WHAT IS REQUIRED:
Rewrite the items from the start through the line holding "staticText: 5.03 MB", inclusive, replacing "Settings" with "Options" and changing nothing else.
------------------------
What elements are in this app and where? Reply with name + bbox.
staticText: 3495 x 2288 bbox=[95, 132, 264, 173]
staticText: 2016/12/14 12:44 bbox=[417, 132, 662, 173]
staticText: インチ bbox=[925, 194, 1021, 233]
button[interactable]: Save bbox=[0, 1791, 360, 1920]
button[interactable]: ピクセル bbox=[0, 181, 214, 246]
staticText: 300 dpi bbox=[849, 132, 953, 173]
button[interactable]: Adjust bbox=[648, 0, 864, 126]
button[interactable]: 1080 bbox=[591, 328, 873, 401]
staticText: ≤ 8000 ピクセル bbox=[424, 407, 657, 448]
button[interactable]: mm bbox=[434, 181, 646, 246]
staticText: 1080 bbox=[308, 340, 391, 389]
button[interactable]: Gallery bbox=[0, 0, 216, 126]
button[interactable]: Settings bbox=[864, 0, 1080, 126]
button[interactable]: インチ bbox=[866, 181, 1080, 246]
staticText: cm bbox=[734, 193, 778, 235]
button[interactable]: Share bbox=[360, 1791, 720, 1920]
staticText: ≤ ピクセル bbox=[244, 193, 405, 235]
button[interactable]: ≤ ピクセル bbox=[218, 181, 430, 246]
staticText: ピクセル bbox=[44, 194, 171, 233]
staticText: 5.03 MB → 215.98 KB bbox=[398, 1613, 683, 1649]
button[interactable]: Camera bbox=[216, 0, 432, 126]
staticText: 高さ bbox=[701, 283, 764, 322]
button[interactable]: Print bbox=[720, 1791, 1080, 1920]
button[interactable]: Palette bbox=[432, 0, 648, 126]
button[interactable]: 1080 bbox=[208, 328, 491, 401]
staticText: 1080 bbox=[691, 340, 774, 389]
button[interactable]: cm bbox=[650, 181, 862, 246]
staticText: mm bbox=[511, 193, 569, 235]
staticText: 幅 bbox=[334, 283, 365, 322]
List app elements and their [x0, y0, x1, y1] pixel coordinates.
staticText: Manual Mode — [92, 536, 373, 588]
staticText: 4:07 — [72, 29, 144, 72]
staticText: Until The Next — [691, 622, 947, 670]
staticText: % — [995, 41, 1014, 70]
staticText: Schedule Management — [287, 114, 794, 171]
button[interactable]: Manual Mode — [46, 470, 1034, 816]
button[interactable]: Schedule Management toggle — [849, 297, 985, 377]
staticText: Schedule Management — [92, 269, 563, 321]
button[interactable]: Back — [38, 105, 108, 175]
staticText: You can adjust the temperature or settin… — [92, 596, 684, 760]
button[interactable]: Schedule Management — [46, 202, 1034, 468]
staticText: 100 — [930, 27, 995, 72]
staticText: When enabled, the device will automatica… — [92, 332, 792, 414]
------------------------
RESULT OF THIS EXERCISE:
What elements are in this app and where? Reply with name + bbox.
staticText: 3495 x 2288 bbox=[95, 132, 264, 173]
staticText: 2016/12/14 12:44 bbox=[417, 132, 662, 173]
staticText: インチ bbox=[925, 194, 1021, 233]
button[interactable]: Save bbox=[0, 1791, 360, 1920]
button[interactable]: ピクセル bbox=[0, 181, 214, 246]
staticText: 300 dpi bbox=[849, 132, 953, 173]
button[interactable]: Adjust bbox=[648, 0, 864, 126]
button[interactable]: 1080 bbox=[591, 328, 873, 401]
staticText: ≤ 8000 ピクセル bbox=[424, 407, 657, 448]
button[interactable]: mm bbox=[434, 181, 646, 246]
staticText: 1080 bbox=[308, 340, 391, 389]
button[interactable]: Gallery bbox=[0, 0, 216, 126]
button[interactable]: Options bbox=[864, 0, 1080, 126]
button[interactable]: インチ bbox=[866, 181, 1080, 246]
staticText: cm bbox=[734, 193, 778, 235]
button[interactable]: Share bbox=[360, 1791, 720, 1920]
staticText: ≤ ピクセル bbox=[244, 193, 405, 235]
button[interactable]: ≤ ピクセル bbox=[218, 181, 430, 246]
staticText: ピクセル bbox=[44, 194, 171, 233]
staticText: 5.03 MB → 215.98 KB bbox=[398, 1613, 683, 1649]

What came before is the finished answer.